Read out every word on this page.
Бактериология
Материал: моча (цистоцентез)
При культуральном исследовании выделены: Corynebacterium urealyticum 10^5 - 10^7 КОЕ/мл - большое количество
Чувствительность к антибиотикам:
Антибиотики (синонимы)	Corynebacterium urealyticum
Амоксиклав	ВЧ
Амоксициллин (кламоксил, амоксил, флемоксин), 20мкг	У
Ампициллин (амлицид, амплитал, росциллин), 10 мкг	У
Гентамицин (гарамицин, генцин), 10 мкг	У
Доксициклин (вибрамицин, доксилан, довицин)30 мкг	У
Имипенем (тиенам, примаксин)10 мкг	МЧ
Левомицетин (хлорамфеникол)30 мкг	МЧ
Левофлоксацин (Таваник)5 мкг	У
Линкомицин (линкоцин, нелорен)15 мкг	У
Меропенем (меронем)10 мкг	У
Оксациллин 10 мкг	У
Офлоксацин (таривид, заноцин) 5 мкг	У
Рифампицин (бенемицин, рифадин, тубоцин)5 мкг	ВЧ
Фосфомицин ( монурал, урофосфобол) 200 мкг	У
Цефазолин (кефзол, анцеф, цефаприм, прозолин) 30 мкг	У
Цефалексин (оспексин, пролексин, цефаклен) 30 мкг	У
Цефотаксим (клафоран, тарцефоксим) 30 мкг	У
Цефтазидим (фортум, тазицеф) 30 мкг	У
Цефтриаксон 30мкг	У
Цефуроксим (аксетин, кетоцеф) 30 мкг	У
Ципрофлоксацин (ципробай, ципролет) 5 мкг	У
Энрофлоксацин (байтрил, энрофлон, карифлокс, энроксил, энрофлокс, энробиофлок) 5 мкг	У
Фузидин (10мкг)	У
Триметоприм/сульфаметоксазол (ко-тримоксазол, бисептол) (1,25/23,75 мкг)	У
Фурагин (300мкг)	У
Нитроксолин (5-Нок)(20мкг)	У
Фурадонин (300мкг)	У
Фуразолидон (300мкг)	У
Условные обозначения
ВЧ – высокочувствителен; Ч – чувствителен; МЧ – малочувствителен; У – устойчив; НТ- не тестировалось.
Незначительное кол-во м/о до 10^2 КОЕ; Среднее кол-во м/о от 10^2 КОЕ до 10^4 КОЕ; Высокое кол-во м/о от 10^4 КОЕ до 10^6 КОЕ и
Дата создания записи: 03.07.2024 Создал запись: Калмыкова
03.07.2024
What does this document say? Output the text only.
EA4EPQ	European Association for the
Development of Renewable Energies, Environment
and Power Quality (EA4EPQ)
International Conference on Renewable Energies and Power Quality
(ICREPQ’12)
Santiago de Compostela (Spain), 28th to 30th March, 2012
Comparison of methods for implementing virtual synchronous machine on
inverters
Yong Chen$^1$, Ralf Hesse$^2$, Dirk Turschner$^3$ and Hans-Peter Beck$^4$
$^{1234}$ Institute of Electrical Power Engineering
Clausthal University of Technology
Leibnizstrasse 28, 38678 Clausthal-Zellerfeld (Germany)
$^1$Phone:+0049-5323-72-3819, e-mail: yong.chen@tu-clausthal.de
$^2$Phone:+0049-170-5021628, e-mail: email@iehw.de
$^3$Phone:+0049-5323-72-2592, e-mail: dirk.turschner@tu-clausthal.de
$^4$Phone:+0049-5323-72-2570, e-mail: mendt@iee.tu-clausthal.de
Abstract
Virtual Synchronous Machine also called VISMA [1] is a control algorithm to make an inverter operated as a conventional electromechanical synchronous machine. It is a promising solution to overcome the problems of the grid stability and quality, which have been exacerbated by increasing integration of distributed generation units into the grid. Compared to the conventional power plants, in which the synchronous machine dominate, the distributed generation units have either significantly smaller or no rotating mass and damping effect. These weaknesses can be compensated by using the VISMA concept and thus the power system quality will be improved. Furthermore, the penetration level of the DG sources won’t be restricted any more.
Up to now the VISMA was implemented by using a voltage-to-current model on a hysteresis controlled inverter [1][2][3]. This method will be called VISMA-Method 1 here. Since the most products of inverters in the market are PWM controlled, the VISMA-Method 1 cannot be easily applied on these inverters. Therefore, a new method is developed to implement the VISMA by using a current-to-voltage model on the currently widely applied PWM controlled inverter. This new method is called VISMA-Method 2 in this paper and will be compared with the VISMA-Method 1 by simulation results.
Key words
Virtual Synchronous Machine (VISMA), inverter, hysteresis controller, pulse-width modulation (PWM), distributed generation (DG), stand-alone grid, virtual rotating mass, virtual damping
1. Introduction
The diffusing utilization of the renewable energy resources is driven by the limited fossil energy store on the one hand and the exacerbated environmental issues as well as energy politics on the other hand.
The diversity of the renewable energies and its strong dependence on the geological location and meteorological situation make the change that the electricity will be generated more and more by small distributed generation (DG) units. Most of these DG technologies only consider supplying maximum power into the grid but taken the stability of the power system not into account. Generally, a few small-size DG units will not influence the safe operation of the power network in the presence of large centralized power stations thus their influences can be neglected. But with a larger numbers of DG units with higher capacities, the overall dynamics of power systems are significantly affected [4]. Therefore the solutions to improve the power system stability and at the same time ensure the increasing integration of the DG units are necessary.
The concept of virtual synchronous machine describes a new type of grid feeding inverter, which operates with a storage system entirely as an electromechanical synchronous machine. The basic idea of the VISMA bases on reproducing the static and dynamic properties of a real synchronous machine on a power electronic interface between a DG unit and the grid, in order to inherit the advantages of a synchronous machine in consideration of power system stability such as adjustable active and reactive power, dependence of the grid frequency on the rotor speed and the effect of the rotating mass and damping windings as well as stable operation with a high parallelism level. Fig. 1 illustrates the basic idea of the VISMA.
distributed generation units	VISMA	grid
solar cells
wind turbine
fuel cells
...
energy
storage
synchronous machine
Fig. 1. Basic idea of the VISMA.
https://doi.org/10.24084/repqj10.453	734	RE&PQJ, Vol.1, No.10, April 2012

- What to produce -
Repeating the listing in full, word for word, is the required output.

- Answer area -
Read out every word on this page.
Бактериология
Материал: моча (цистоцентез)
При культуральном исследовании выделены: Corynebacterium urealyticum 10^5 - 10^7 КОЕ/мл - большое количество
Чувствительность к антибиотикам:
Антибиотики (синонимы)	Corynebacterium urealyticum
Амоксиклав	ВЧ
Амоксициллин (кламоксил, амоксил, флемоксин), 20мкг	У
Ампициллин (амлицид, амплитал, росциллин), 10 мкг	У
Гентамицин (гарамицин, генцин), 10 мкг	У
Доксициклин (вибрамицин, доксилан, довицин)30 мкг	У
Имипенем (тиенам, примаксин)10 мкг	МЧ
Левомицетин (хлорамфеникол)30 мкг	МЧ
Левофлоксацин (Таваник)5 мкг	У
Линкомицин (линкоцин, нелорен)15 мкг	У
Меропенем (меронем)10 мкг	У
Оксациллин 10 мкг	У
Офлоксацин (таривид, заноцин) 5 мкг	У
Рифампицин (бенемицин, рифадин, тубоцин)5 мкг	ВЧ
Фосфомицин ( монурал, урофосфобол) 200 мкг	У
Цефазолин (кефзол, анцеф, цефаприм, прозолин) 30 мкг	У
Цефалексин (оспексин, пролексин, цефаклен) 30 мкг	У
Цефотаксим (клафоран, тарцефоксим) 30 мкг	У
Цефтазидим (фортум, тазицеф) 30 мкг	У
Цефтриаксон 30мкг	У
Цефуроксим (аксетин, кетоцеф) 30 мкг	У
Ципрофлоксацин (ципробай, ципролет) 5 мкг	У
Энрофлоксацин (байтрил, энрофлон, карифлокс, энроксил, энрофлокс, энробиофлок) 5 мкг	У
Фузидин (10мкг)	У
Триметоприм/сульфаметоксазол (ко-тримоксазол, бисептол) (1,25/23,75 мкг)	У
Фурагин (300мкг)	У
Нитроксолин (5-Нок)(20мкг)	У
Фурадонин (300мкг)	У
Фуразолидон (300мкг)	У
Условные обозначения
ВЧ – высокочувствителен; Ч – чувствителен; МЧ – малочувствителен; У – устойчив; НТ- не тестировалось.
Незначительное кол-во м/о до 10^2 КОЕ; Среднее кол-во м/о от 10^2 КОЕ до 10^4 КОЕ; Высокое кол-во м/о от 10^4 КОЕ до 10^6 КОЕ и
Дата создания записи: 03.07.2024 Создал запись: Калмыкова
03.07.2024
What does this document say? Output the text only.
EA4EPQ	European Association for the
Development of Renewable Energies, Environment
and Power Quality (EA4EPQ)
International Conference on Renewable Energies and Power Quality
(ICREPQ’12)
Santiago de Compostela (Spain), 28th to 30th March, 2012
Comparison of methods for implementing virtual synchronous machine on
inverters
Yong Chen$^1$, Ralf Hesse$^2$, Dirk Turschner$^3$ and Hans-Peter Beck$^4$
$^{1234}$ Institute of Electrical Power Engineering
Clausthal University of Technology
Leibnizstrasse 28, 38678 Clausthal-Zellerfeld (Germany)
$^1$Phone:+0049-5323-72-3819, e-mail: yong.chen@tu-clausthal.de
$^2$Phone:+0049-170-5021628, e-mail: email@iehw.de
$^3$Phone:+0049-5323-72-2592, e-mail: dirk.turschner@tu-clausthal.de
$^4$Phone:+0049-5323-72-2570, e-mail: mendt@iee.tu-clausthal.de
Abstract
Virtual Synchronous Machine also called VISMA [1] is a control algorithm to make an inverter operated as a conventional electromechanical synchronous machine. It is a promising solution to overcome the problems of the grid stability and quality, which have been exacerbated by increasing integration of distributed generation units into the grid. Compared to the conventional power plants, in which the synchronous machine dominate, the distributed generation units have either significantly smaller or no rotating mass and damping effect. These weaknesses can be compensated by using the VISMA concept and thus the power system quality will be improved. Furthermore, the penetration level of the DG sources won’t be restricted any more.
Up to now the VISMA was implemented by using a voltage-to-current model on a hysteresis controlled inverter [1][2][3]. This method will be called VISMA-Method 1 here. Since the most products of inverters in the market are PWM controlled, the VISMA-Method 1 cannot be easily applied on these inverters. Therefore, a new method is developed to implement the VISMA by using a current-to-voltage model on the currently widely applied PWM controlled inverter. This new method is called VISMA-Method 2 in this paper and will be compared with the VISMA-Method 1 by simulation results.
Key words
Virtual Synchronous Machine (VISMA), inverter, hysteresis controller, pulse-width modulation (PWM), distributed generation (DG), stand-alone grid, virtual rotating mass, virtual damping
1. Introduction
The diffusing utilization of the renewable energy resources is driven by the limited fossil energy store on the one hand and the exacerbated environmental issues as well as energy politics on the other hand.
The diversity of the renewable energies and its strong dependence on the geological location and meteorological situation make the change that the electricity will be generated more and more by small distributed generation (DG) units. Most of these DG technologies only consider supplying maximum power into the grid but taken the stability of the power system not into account. Generally, a few small-size DG units will not influence the safe operation of the power network in the presence of large centralized power stations thus their influences can be neglected. But with a larger numbers of DG units with higher capacities, the overall dynamics of power systems are significantly affected [4]. Therefore the solutions to improve the power system stability and at the same time ensure the increasing integration of the DG units are necessary.
The concept of virtual synchronous machine describes a new type of grid feeding inverter, which operates with a storage system entirely as an electromechanical synchronous machine. The basic idea of the VISMA bases on reproducing the static and dynamic properties of a real synchronous machine on a power electronic interface between a DG unit and the grid, in order to inherit the advantages of a synchronous machine in consideration of power system stability such as adjustable active and reactive power, dependence of the grid frequency on the rotor speed and the effect of the rotating mass and damping windings as well as stable operation with a high parallelism level. Fig. 1 illustrates the basic idea of the VISMA.
distributed generation units	VISMA	grid
solar cells
wind turbine
fuel cells
...
energy
storage
synchronous machine
Fig. 1. Basic idea of the VISMA.
https://doi.org/10.24084/repqj10.453	734	RE&PQJ, Vol.1, No.10, April 2012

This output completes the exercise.